- [Dados fornecidos]:
..............................

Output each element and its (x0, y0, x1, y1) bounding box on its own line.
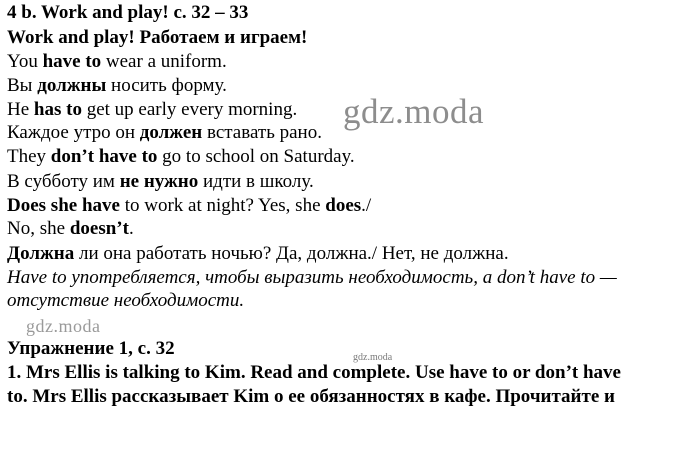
text-run: doesn’t (69, 218, 129, 239)
text-run: He (7, 99, 34, 120)
exercise-heading (7, 338, 175, 360)
text-run: don’t have to (50, 146, 158, 167)
text-run: Work and play! Работаем и играем! (7, 27, 308, 48)
exercise-task-line (7, 362, 621, 384)
text-run: . (128, 218, 134, 239)
text-line (7, 195, 371, 217)
text-run: 4 b. Work and play! с. 32 – 33 (7, 2, 249, 23)
text-run: Have to употребляется, чтобы выразить необходимость, а don’t have to — (7, 267, 617, 288)
heading-section (7, 2, 248, 24)
text-line (7, 99, 297, 121)
text-run: does (325, 195, 362, 216)
watermark-logo: gdz.moda (353, 352, 393, 363)
text-run: 1. Mrs Ellis is talking to Kim. Read and complete. Use have to or don’t have (7, 362, 621, 383)
text-run: не нужно (119, 171, 199, 192)
rule-note-line (7, 267, 617, 289)
text-line (7, 122, 322, 144)
text-run: has to (33, 99, 82, 120)
text-run: Каждое утро он (7, 122, 140, 143)
text-run: wear a uniform. (101, 51, 227, 72)
text-run: должен (139, 122, 203, 143)
watermark-logo: gdz.moda (343, 92, 485, 131)
text-run: go to school on Saturday. (157, 146, 355, 167)
watermark-logo: gdz.moda (26, 316, 101, 336)
rule-note-line (7, 290, 244, 312)
text-run: You (7, 51, 43, 72)
text-run: have to (42, 51, 102, 72)
text-run: должны (37, 75, 107, 96)
text-run: вставать рано. (202, 122, 322, 143)
text-run: to work at night? Yes, she (119, 195, 326, 216)
text-line (7, 51, 227, 73)
text-run: No, she (7, 218, 70, 239)
text-line (7, 218, 134, 240)
text-run: носить форму. (106, 75, 227, 96)
text-run: to. Mrs Ellis рассказывает Kim о ее обязанностях в кафе. Прочитайте и (7, 386, 615, 407)
text-line (7, 146, 355, 168)
text-run: В субботу им (7, 171, 120, 192)
text-line (7, 171, 314, 193)
text-run: Вы (7, 75, 38, 96)
text-run: They (7, 146, 51, 167)
text-run: Должна (7, 243, 75, 264)
heading-title (7, 27, 307, 49)
text-run: ли она работать ночью? Да, должна./ Нет, не должна. (74, 243, 509, 264)
text-run: идти в школу. (198, 171, 314, 192)
text-run: ./ (361, 195, 372, 216)
text-run: Does she have (7, 195, 120, 216)
exercise-task-line (7, 386, 615, 408)
text-line (7, 243, 509, 265)
text-run: get up early every morning. (81, 99, 298, 120)
text-line (7, 75, 227, 97)
text-run: Упражнение 1, с. 32 (7, 338, 175, 359)
text-run: отсутствие необходимости. (7, 290, 245, 311)
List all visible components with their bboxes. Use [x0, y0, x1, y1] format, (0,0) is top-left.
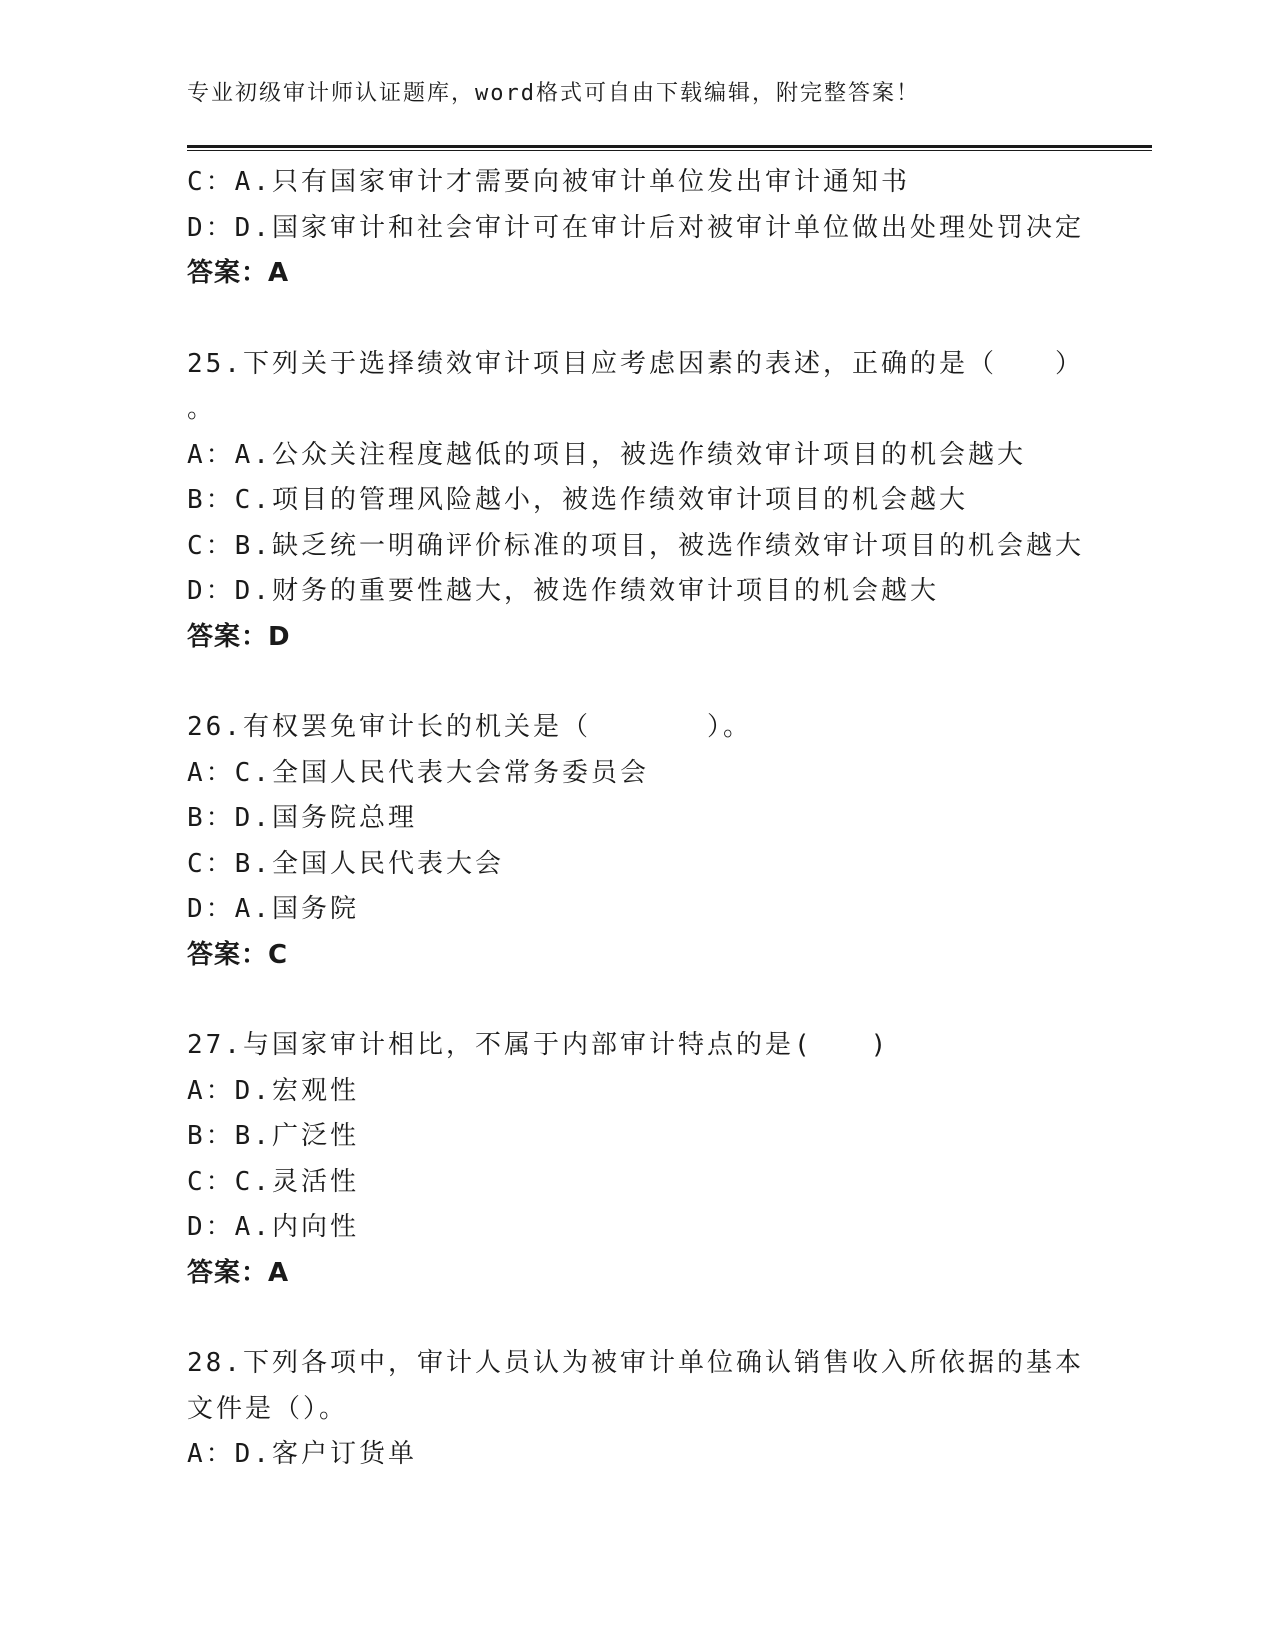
- header-divider-thick: [187, 145, 1152, 148]
- answer-label: 答案：D: [187, 621, 291, 652]
- question-27: [187, 1023, 1087, 1296]
- option-d: D：A.国务院: [187, 894, 359, 924]
- option-a: A：A.公众关注程度越低的项目，被选作绩效审计项目的机会越大: [187, 439, 1026, 470]
- option-d: D：D.财务的重要性越大，被选作绩效审计项目的机会越大: [187, 576, 939, 606]
- option-b: B：D.国务院总理: [187, 803, 417, 833]
- option-c: C：C.灵活性: [187, 1166, 359, 1197]
- question-text: 28.下列各项中，审计人员认为被审计单位确认销售收入所依据的基本: [187, 1348, 1084, 1378]
- answer-label: 答案：A: [187, 1257, 290, 1288]
- option-d: D：D.国家审计和社会审计可在审计后对被审计单位做出处理处罚决定: [187, 212, 1084, 243]
- question-28: [187, 1341, 1087, 1478]
- option-a: A：C.全国人民代表大会常务委员会: [187, 757, 649, 788]
- answer-label: 答案：A: [187, 258, 290, 288]
- question-text: 26.有权罢免审计长的机关是（ ）。: [187, 712, 752, 742]
- header-divider-thin: [187, 150, 1152, 151]
- option-c: C：A.只有国家审计才需要向被审计单位发出审计通知书: [187, 167, 910, 197]
- option-c: C：B.缺乏统一明确评价标准的项目，被选作绩效审计项目的机会越大: [187, 530, 1084, 561]
- option-b: B：B.广泛性: [187, 1121, 359, 1151]
- question-25: [187, 342, 1087, 661]
- question-26: [187, 705, 1087, 978]
- option-c: C：B.全国人民代表大会: [187, 848, 504, 879]
- question-text: 25.下列关于选择绩效审计项目应考虑因素的表述，正确的是（ ）: [187, 348, 1084, 379]
- option-d: D：A.内向性: [187, 1212, 359, 1242]
- answer-label: 答案：C: [187, 939, 289, 970]
- question-text-continued: 。: [187, 394, 217, 424]
- question-24-continued: [187, 160, 1087, 297]
- question-text-continued: 文件是（）。: [187, 1393, 349, 1424]
- page-header: 专业初级审计师认证题库，word格式可自由下载编辑，附完整答案！: [187, 81, 920, 106]
- option-a: A：D.客户订货单: [187, 1439, 417, 1469]
- question-text: 27.与国家审计相比，不属于内部审计特点的是( ): [187, 1030, 890, 1060]
- option-b: B：C.项目的管理风险越小，被选作绩效审计项目的机会越大: [187, 485, 968, 515]
- option-a: A：D.宏观性: [187, 1075, 359, 1106]
- question-list: [187, 160, 1087, 1478]
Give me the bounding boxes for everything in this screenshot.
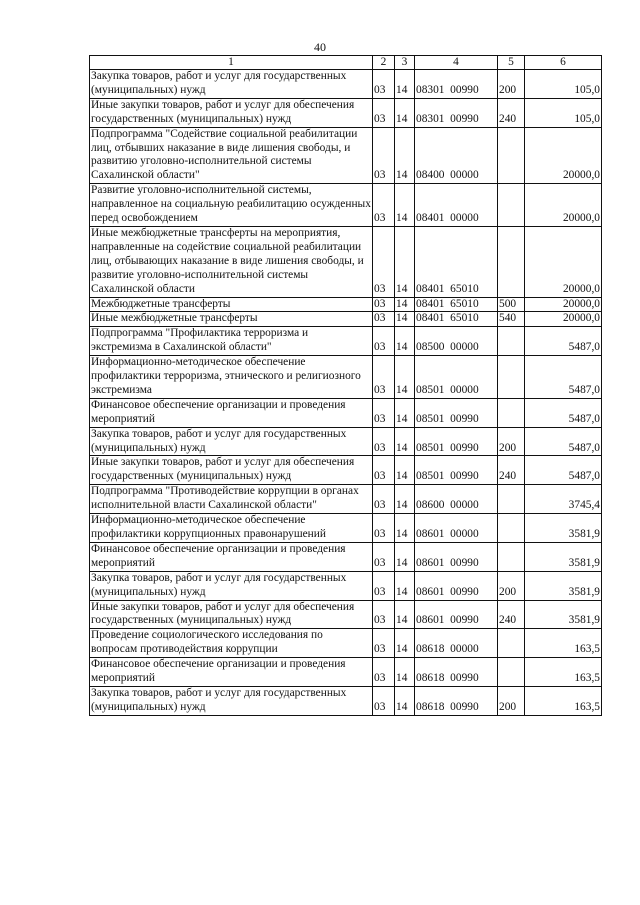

..............................

- [O que produzir]: Atualize todos os registros trocando "watermark-logo" por "logo-marca" e mantenha o resto igual. Deixe as imagens fora da resposta.

- [Resultado da tarefa]:
Output each element and its (x0, y0, x1, y1) bounding box on its own line.
text-run: doesn’t (69, 218, 129, 239)
text-run: He (7, 99, 34, 120)
exercise-heading (7, 338, 175, 360)
text-run: don’t have to (50, 146, 158, 167)
text-run: Work and play! Работаем и играем! (7, 27, 308, 48)
exercise-task-line (7, 362, 621, 384)
text-run: . (128, 218, 134, 239)
text-line (7, 195, 371, 217)
text-run: 4 b. Work and play! с. 32 – 33 (7, 2, 249, 23)
text-run: Have to употребляется, чтобы выразить необходимость, а don’t have to — (7, 267, 617, 288)
heading-section (7, 2, 248, 24)
text-line (7, 99, 297, 121)
text-run: does (325, 195, 362, 216)
logo-marca: gdz.moda (353, 352, 393, 363)
text-run: 1. Mrs Ellis is talking to Kim. Read and complete. Use have to or don’t have (7, 362, 621, 383)
text-run: не нужно (119, 171, 199, 192)
rule-note-line (7, 267, 617, 289)
text-line (7, 122, 322, 144)
text-run: has to (33, 99, 82, 120)
text-run: Каждое утро он (7, 122, 140, 143)
text-run: wear a uniform. (101, 51, 227, 72)
text-run: должен (139, 122, 203, 143)
logo-marca: gdz.moda (343, 92, 485, 131)
text-run: go to school on Saturday. (157, 146, 355, 167)
logo-marca: gdz.moda (26, 316, 101, 336)
rule-note-line (7, 290, 244, 312)
text-run: You (7, 51, 43, 72)
text-run: have to (42, 51, 102, 72)
text-run: должны (37, 75, 107, 96)
text-run: вставать рано. (202, 122, 322, 143)
text-run: to work at night? Yes, she (119, 195, 326, 216)
text-line (7, 51, 227, 73)
text-run: No, she (7, 218, 70, 239)
text-line (7, 218, 134, 240)
text-run: носить форму. (106, 75, 227, 96)
text-run: to. Mrs Ellis рассказывает Kim о ее обязанностях в кафе. Прочитайте и (7, 386, 615, 407)
text-line (7, 146, 355, 168)
text-run: В субботу им (7, 171, 120, 192)
text-line (7, 171, 314, 193)
text-run: Вы (7, 75, 38, 96)
text-run: They (7, 146, 51, 167)
text-run: Должна (7, 243, 75, 264)
heading-title (7, 27, 307, 49)
text-run: ли она работать ночью? Да, должна./ Нет, не должна. (74, 243, 509, 264)
text-run: идти в школу. (198, 171, 314, 192)
text-run: ./ (361, 195, 372, 216)
text-run: Does she have (7, 195, 120, 216)
exercise-task-line (7, 386, 615, 408)
text-line (7, 243, 509, 265)
text-run: get up early every morning. (81, 99, 298, 120)
text-line (7, 75, 227, 97)
text-run: Упражнение 1, с. 32 (7, 338, 175, 359)
text-run: отсутствие необходимости. (7, 290, 245, 311)
List all visible components with their bboxes. Use [x0, y0, x1, y1] format, (0,0) is top-left.
- header-divider-thick: [187, 145, 1152, 148]
- answer-label: 答案：D: [187, 621, 291, 652]
- question-27: [187, 1023, 1087, 1296]
- option-d: D：A.国务院: [187, 894, 359, 924]
- option-a: A：A.公众关注程度越低的项目，被选作绩效审计项目的机会越大: [187, 439, 1026, 470]
- option-d: D：D.财务的重要性越大，被选作绩效审计项目的机会越大: [187, 576, 939, 606]
- option-b: B：D.国务院总理: [187, 803, 417, 833]
- option-c: C：C.灵活性: [187, 1166, 359, 1197]
- question-text: 28.下列各项中，审计人员认为被审计单位确认销售收入所依据的基本: [187, 1348, 1084, 1378]
- answer-label: 答案：A: [187, 1257, 290, 1288]
- option-d: D：D.国家审计和社会审计可在审计后对被审计单位做出处理处罚决定: [187, 212, 1084, 243]
- question-28: [187, 1341, 1087, 1478]
- option-a: A：C.全国人民代表大会常务委员会: [187, 757, 649, 788]
- answer-label: 答案：A: [187, 258, 290, 288]
- question-text: 26.有权罢免审计长的机关是（ ）。: [187, 712, 752, 742]
- header-divider-thin: [187, 150, 1152, 151]
- option-c: C：A.只有国家审计才需要向被审计单位发出审计通知书: [187, 167, 910, 197]
- option-c: C：B.缺乏统一明确评价标准的项目，被选作绩效审计项目的机会越大: [187, 530, 1084, 561]
- option-b: B：B.广泛性: [187, 1121, 359, 1151]
- question-25: [187, 342, 1087, 661]
- question-26: [187, 705, 1087, 978]
- option-c: C：B.全国人民代表大会: [187, 848, 504, 879]
- question-text: 25.下列关于选择绩效审计项目应考虑因素的表述，正确的是（ ）: [187, 348, 1084, 379]
- option-d: D：A.内向性: [187, 1212, 359, 1242]
- answer-label: 答案：C: [187, 939, 289, 970]
- question-text-continued: 。: [187, 394, 217, 424]
- question-24-continued: [187, 160, 1087, 297]
- question-text-continued: 文件是（）。: [187, 1393, 349, 1424]
- page-header: 专业初级审计师认证题库，word格式可自由下载编辑，附完整答案！: [187, 81, 920, 106]
- option-a: A：D.客户订货单: [187, 1439, 417, 1469]
- question-text: 27.与国家审计相比，不属于内部审计特点的是( ): [187, 1030, 890, 1060]
- option-b: B：C.项目的管理风险越小，被选作绩效审计项目的机会越大: [187, 485, 968, 515]
- option-a: A：D.宏观性: [187, 1075, 359, 1106]
- question-list: [187, 160, 1087, 1478]
Give me the bounding boxes for everything in this screenshot.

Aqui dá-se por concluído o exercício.